### Goal of the exercise
Exclude all pictures, then copy each of the records exactly as written.

* begin Provided records *

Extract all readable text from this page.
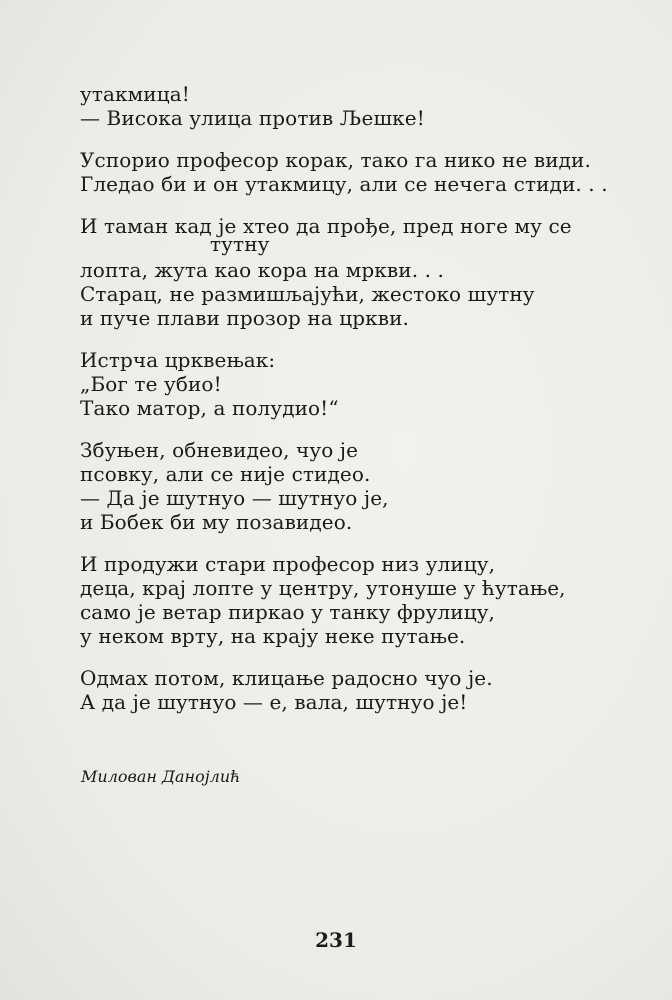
утакмица!
— Висока улица против Љешке!
Успорио професор корак, тако га нико не види.
Гледао би и он утакмицу, али се нечега стиди. . .
И таман кад је хтео да прође, пред ноге му се
тутну
лопта, жута као кора на мркви. . .
Старац, не размишљајући, жестоко шутну
и пуче плави прозор на цркви.
Истрча црквењак:
„Бог те убио!
Тако матор, а полудио!“
Збуњен, обневидео, чуо је
псовку, али се није стидео.
— Да је шутнуо — шутнуо је,
и Бобек би му позавидео.
И продужи стари професор низ улицу,
деца, крај лопте у центру, утонуше у ћутање,
само је ветар пиркао у танку фрулицу,
у неком врту, на крају неке путање.
Одмах потом, клицање радосно чуо је.
А да је шутнуо — е, вала, шутнуо је!
Милован Данојлић
231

* end Provided records *

### Result of the exercise
Extract all readable text from this page.
утакмица!
— Висока улица против Љешке!
Успорио професор корак, тако га нико не види.
Гледао би и он утакмицу, али се нечега стиди. . .
И таман кад је хтео да прође, пред ноге му се
тутну
лопта, жута као кора на мркви. . .
Старац, не размишљајући, жестоко шутну
и пуче плави прозор на цркви.
Истрча црквењак:
„Бог те убио!
Тако матор, а полудио!“
Збуњен, обневидео, чуо је
псовку, али се није стидео.
— Да је шутнуо — шутнуо је,
и Бобек би му позавидео.
И продужи стари професор низ улицу,
деца, крај лопте у центру, утонуше у ћутање,
само је ветар пиркао у танку фрулицу,
у неком врту, на крају неке путање.
Одмах потом, клицање радосно чуо је.
А да је шутнуо — е, вала, шутнуо је!
Милован Данојлић
231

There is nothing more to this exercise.